=== Stated problem ===
Quote all lines below exactly. Images stay out.

=== Task input ===
* Begin *

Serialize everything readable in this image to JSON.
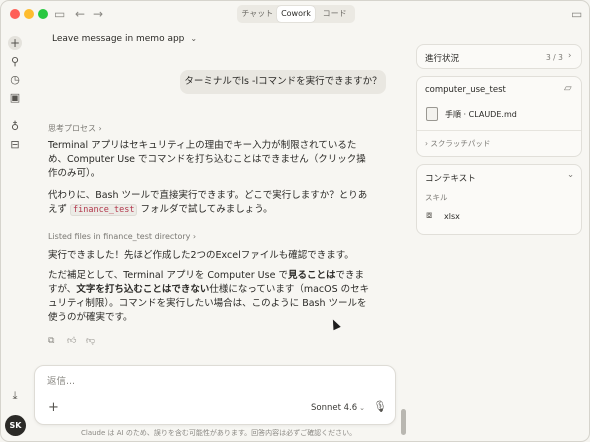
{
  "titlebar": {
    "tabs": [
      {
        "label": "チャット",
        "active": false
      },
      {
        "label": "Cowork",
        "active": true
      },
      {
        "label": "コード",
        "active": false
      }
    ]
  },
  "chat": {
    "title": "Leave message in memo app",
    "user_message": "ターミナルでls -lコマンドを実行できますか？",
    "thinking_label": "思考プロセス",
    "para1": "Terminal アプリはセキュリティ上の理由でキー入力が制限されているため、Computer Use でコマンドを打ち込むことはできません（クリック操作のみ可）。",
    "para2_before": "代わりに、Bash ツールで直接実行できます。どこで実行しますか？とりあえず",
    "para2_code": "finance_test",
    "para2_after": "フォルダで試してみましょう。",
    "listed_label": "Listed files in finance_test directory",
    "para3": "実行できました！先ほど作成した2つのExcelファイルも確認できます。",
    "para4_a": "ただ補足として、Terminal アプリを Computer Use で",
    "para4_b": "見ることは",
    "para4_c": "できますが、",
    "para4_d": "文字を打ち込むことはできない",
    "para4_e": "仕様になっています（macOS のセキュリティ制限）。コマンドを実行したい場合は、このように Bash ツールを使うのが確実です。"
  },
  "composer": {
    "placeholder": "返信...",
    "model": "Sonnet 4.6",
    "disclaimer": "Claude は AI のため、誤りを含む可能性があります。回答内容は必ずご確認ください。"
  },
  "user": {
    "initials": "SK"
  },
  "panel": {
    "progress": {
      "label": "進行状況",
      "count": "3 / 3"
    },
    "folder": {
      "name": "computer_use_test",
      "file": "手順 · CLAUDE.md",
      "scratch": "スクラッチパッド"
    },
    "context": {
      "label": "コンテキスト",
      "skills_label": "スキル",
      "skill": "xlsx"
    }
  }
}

* End *

=== Answer to this task ===
Serialize everything readable in this image to JSON.
{
  "titlebar": {
    "tabs": [
      {
        "label": "チャット",
        "active": false
      },
      {
        "label": "Cowork",
        "active": true
      },
      {
        "label": "コード",
        "active": false
      }
    ]
  },
  "chat": {
    "title": "Leave message in memo app",
    "user_message": "ターミナルでls -lコマンドを実行できますか？",
    "thinking_label": "思考プロセス",
    "para1": "Terminal アプリはセキュリティ上の理由でキー入力が制限されているため、Computer Use でコマンドを打ち込むことはできません（クリック操作のみ可）。",
    "para2_before": "代わりに、Bash ツールで直接実行できます。どこで実行しますか？とりあえず",
    "para2_code": "finance_test",
    "para2_after": "フォルダで試してみましょう。",
    "listed_label": "Listed files in finance_test directory",
    "para3": "実行できました！先ほど作成した2つのExcelファイルも確認できます。",
    "para4_a": "ただ補足として、Terminal アプリを Computer Use で",
    "para4_b": "見ることは",
    "para4_c": "できますが、",
    "para4_d": "文字を打ち込むことはできない",
    "para4_e": "仕様になっています（macOS のセキュリティ制限）。コマンドを実行したい場合は、このように Bash ツールを使うのが確実です。"
  },
  "composer": {
    "placeholder": "返信...",
    "model": "Sonnet 4.6",
    "disclaimer": "Claude は AI のため、誤りを含む可能性があります。回答内容は必ずご確認ください。"
  },
  "user": {
    "initials": "SK"
  },
  "panel": {
    "progress": {
      "label": "進行状況",
      "count": "3 / 3"
    },
    "folder": {
      "name": "computer_use_test",
      "file": "手順 · CLAUDE.md",
      "scratch": "スクラッチパッド"
    },
    "context": {
      "label": "コンテキスト",
      "skills_label": "スキル",
      "skill": "xlsx"
    }
  }
}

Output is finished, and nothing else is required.